• [WRITTEN PROBLEM] Every line of the listing must be reproduced as it stands. Leave the images behind.

• [DATASET EXCERPTS]
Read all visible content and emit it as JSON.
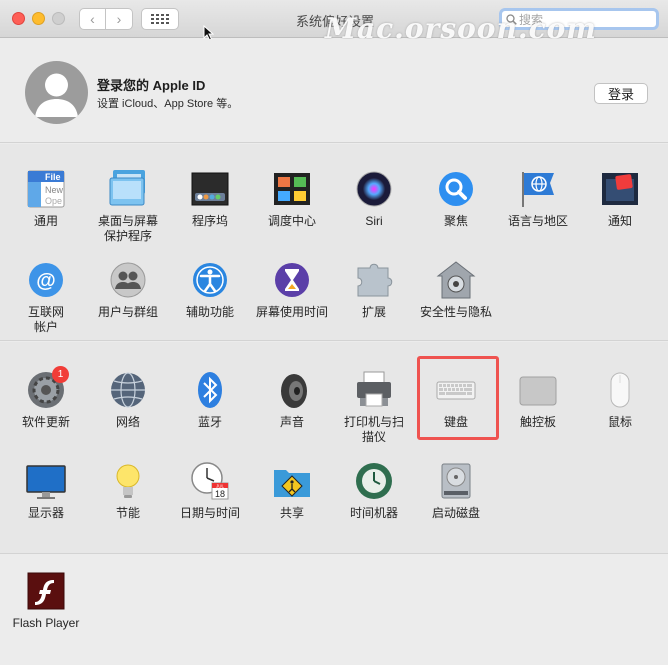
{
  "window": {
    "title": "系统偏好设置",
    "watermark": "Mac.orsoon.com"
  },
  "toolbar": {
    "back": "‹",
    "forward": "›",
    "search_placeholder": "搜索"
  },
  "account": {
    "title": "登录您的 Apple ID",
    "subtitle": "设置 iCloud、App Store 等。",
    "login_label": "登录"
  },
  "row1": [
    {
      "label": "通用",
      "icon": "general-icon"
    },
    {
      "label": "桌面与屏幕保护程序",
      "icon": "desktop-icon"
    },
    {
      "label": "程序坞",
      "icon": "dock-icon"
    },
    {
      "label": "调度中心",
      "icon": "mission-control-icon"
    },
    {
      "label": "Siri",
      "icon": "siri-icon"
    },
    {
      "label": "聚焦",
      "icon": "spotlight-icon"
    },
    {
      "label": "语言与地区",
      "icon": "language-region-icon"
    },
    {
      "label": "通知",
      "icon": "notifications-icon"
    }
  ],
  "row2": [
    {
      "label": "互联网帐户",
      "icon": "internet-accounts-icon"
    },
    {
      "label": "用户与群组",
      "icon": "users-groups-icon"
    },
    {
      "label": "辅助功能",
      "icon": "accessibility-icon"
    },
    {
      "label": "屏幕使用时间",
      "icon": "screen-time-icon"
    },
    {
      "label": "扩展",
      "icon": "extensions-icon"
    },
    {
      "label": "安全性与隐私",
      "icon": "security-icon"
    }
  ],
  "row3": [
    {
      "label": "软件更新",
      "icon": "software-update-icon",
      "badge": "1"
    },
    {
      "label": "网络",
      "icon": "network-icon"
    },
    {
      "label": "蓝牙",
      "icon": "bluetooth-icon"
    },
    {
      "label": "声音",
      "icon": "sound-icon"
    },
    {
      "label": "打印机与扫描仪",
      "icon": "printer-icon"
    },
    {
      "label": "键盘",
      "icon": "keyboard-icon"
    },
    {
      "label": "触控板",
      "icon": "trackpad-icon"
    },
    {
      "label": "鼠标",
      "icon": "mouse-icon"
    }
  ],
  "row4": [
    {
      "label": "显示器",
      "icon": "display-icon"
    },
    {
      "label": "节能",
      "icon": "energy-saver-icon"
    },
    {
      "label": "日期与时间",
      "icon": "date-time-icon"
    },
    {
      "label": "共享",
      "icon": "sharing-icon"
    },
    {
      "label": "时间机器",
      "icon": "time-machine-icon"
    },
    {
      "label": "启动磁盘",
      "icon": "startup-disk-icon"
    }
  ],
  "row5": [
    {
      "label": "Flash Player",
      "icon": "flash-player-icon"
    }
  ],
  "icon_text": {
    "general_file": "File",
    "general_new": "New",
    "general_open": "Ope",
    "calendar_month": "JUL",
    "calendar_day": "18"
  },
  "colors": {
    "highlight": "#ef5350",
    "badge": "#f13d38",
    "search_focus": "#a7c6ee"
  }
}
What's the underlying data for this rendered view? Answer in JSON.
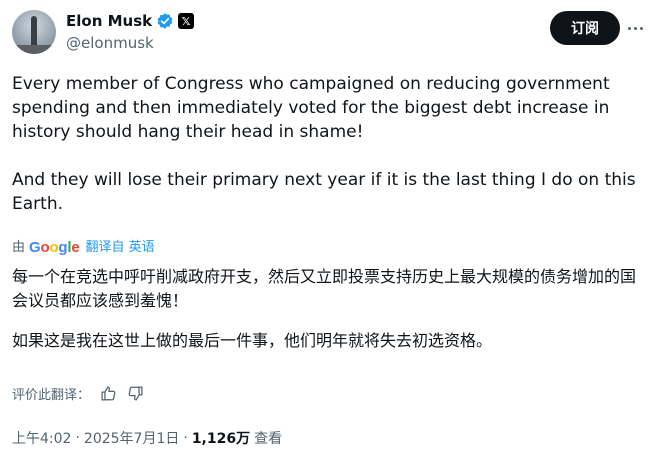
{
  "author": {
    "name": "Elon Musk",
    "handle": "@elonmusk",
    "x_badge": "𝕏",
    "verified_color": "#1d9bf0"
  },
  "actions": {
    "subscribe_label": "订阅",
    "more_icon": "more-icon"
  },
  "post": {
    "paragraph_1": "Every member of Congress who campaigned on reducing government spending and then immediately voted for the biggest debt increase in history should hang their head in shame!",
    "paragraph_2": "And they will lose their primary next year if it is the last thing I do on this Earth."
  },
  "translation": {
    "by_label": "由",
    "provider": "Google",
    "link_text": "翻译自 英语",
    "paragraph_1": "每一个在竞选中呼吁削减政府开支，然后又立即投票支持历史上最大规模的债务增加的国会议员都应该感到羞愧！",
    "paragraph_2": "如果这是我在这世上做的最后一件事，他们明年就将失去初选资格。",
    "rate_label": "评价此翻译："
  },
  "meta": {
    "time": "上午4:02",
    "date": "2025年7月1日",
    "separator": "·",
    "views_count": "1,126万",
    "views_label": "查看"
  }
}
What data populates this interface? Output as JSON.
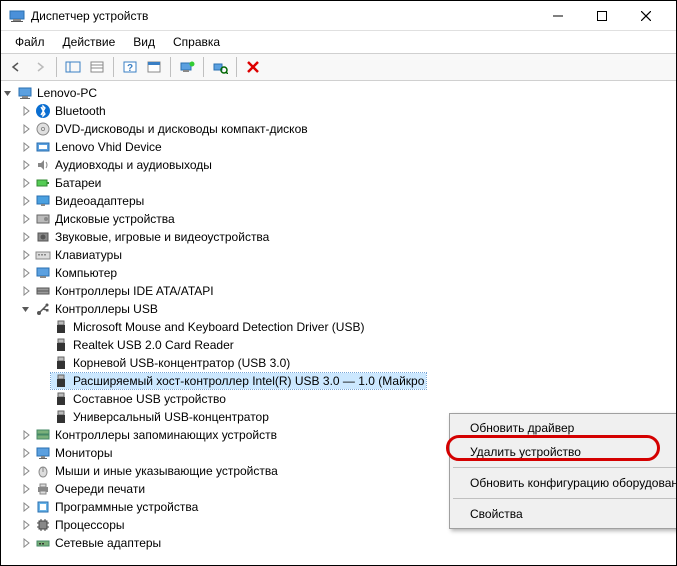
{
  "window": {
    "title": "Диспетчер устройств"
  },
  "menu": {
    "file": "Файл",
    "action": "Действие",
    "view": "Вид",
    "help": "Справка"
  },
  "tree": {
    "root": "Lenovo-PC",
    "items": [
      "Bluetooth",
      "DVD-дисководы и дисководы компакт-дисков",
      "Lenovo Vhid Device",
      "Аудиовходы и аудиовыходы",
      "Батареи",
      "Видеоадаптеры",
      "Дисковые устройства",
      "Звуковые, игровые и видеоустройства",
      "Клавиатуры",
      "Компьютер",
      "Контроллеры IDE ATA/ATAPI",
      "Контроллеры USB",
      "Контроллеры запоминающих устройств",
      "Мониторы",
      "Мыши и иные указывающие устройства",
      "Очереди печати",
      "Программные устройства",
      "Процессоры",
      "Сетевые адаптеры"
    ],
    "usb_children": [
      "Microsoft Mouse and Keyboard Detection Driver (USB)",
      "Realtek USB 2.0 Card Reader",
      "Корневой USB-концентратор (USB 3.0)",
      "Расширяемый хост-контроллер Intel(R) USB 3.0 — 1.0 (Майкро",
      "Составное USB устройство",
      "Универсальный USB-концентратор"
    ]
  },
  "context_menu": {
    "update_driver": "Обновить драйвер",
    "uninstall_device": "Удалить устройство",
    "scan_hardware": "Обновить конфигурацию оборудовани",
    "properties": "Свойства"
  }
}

• [THE COMPLETED TASK]
Read all visible content and emit it as JSON.
{
  "window": {
    "title": "系统偏好设置",
    "watermark": "Mac.orsoon.com"
  },
  "toolbar": {
    "back": "‹",
    "forward": "›",
    "search_placeholder": "搜索"
  },
  "account": {
    "title": "登录您的 Apple ID",
    "subtitle": "设置 iCloud、App Store 等。",
    "login_label": "登录"
  },
  "row1": [
    {
      "label": "通用",
      "icon": "general-icon"
    },
    {
      "label": "桌面与屏幕保护程序",
      "icon": "desktop-icon"
    },
    {
      "label": "程序坞",
      "icon": "dock-icon"
    },
    {
      "label": "调度中心",
      "icon": "mission-control-icon"
    },
    {
      "label": "Siri",
      "icon": "siri-icon"
    },
    {
      "label": "聚焦",
      "icon": "spotlight-icon"
    },
    {
      "label": "语言与地区",
      "icon": "language-region-icon"
    },
    {
      "label": "通知",
      "icon": "notifications-icon"
    }
  ],
  "row2": [
    {
      "label": "互联网帐户",
      "icon": "internet-accounts-icon"
    },
    {
      "label": "用户与群组",
      "icon": "users-groups-icon"
    },
    {
      "label": "辅助功能",
      "icon": "accessibility-icon"
    },
    {
      "label": "屏幕使用时间",
      "icon": "screen-time-icon"
    },
    {
      "label": "扩展",
      "icon": "extensions-icon"
    },
    {
      "label": "安全性与隐私",
      "icon": "security-icon"
    }
  ],
  "row3": [
    {
      "label": "软件更新",
      "icon": "software-update-icon",
      "badge": "1"
    },
    {
      "label": "网络",
      "icon": "network-icon"
    },
    {
      "label": "蓝牙",
      "icon": "bluetooth-icon"
    },
    {
      "label": "声音",
      "icon": "sound-icon"
    },
    {
      "label": "打印机与扫描仪",
      "icon": "printer-icon"
    },
    {
      "label": "键盘",
      "icon": "keyboard-icon"
    },
    {
      "label": "触控板",
      "icon": "trackpad-icon"
    },
    {
      "label": "鼠标",
      "icon": "mouse-icon"
    }
  ],
  "row4": [
    {
      "label": "显示器",
      "icon": "display-icon"
    },
    {
      "label": "节能",
      "icon": "energy-saver-icon"
    },
    {
      "label": "日期与时间",
      "icon": "date-time-icon"
    },
    {
      "label": "共享",
      "icon": "sharing-icon"
    },
    {
      "label": "时间机器",
      "icon": "time-machine-icon"
    },
    {
      "label": "启动磁盘",
      "icon": "startup-disk-icon"
    }
  ],
  "row5": [
    {
      "label": "Flash Player",
      "icon": "flash-player-icon"
    }
  ],
  "icon_text": {
    "general_file": "File",
    "general_new": "New",
    "general_open": "Ope",
    "calendar_month": "JUL",
    "calendar_day": "18"
  },
  "colors": {
    "highlight": "#ef5350",
    "badge": "#f13d38",
    "search_focus": "#a7c6ee"
  }
}
What's the underlying data for this rendered view? Answer in JSON.
{
  "author": {
    "name": "Elon Musk",
    "handle": "@elonmusk",
    "x_badge": "𝕏",
    "verified_color": "#1d9bf0"
  },
  "actions": {
    "subscribe_label": "订阅",
    "more_icon": "more-icon"
  },
  "post": {
    "paragraph_1": "Every member of Congress who campaigned on reducing government spending and then immediately voted for the biggest debt increase in history should hang their head in shame!",
    "paragraph_2": "And they will lose their primary next year if it is the last thing I do on this Earth."
  },
  "translation": {
    "by_label": "由",
    "provider": "Google",
    "link_text": "翻译自 英语",
    "paragraph_1": "每一个在竞选中呼吁削减政府开支，然后又立即投票支持历史上最大规模的债务增加的国会议员都应该感到羞愧！",
    "paragraph_2": "如果这是我在这世上做的最后一件事，他们明年就将失去初选资格。",
    "rate_label": "评价此翻译："
  },
  "meta": {
    "time": "上午4:02",
    "date": "2025年7月1日",
    "separator": "·",
    "views_count": "1,126万",
    "views_label": "查看"
  }
}
What data populates this interface? Output as JSON.
{
  "window": {
    "title": "Диспетчер устройств"
  },
  "menu": {
    "file": "Файл",
    "action": "Действие",
    "view": "Вид",
    "help": "Справка"
  },
  "tree": {
    "root": "Lenovo-PC",
    "items": [
      "Bluetooth",
      "DVD-дисководы и дисководы компакт-дисков",
      "Lenovo Vhid Device",
      "Аудиовходы и аудиовыходы",
      "Батареи",
      "Видеоадаптеры",
      "Дисковые устройства",
      "Звуковые, игровые и видеоустройства",
      "Клавиатуры",
      "Компьютер",
      "Контроллеры IDE ATA/ATAPI",
      "Контроллеры USB",
      "Контроллеры запоминающих устройств",
      "Мониторы",
      "Мыши и иные указывающие устройства",
      "Очереди печати",
      "Программные устройства",
      "Процессоры",
      "Сетевые адаптеры"
    ],
    "usb_children": [
      "Microsoft Mouse and Keyboard Detection Driver (USB)",
      "Realtek USB 2.0 Card Reader",
      "Корневой USB-концентратор (USB 3.0)",
      "Расширяемый хост-контроллер Intel(R) USB 3.0 — 1.0 (Майкро",
      "Составное USB устройство",
      "Универсальный USB-концентратор"
    ]
  },
  "context_menu": {
    "update_driver": "Обновить драйвер",
    "uninstall_device": "Удалить устройство",
    "scan_hardware": "Обновить конфигурацию оборудовани",
    "properties": "Свойства"
  }
}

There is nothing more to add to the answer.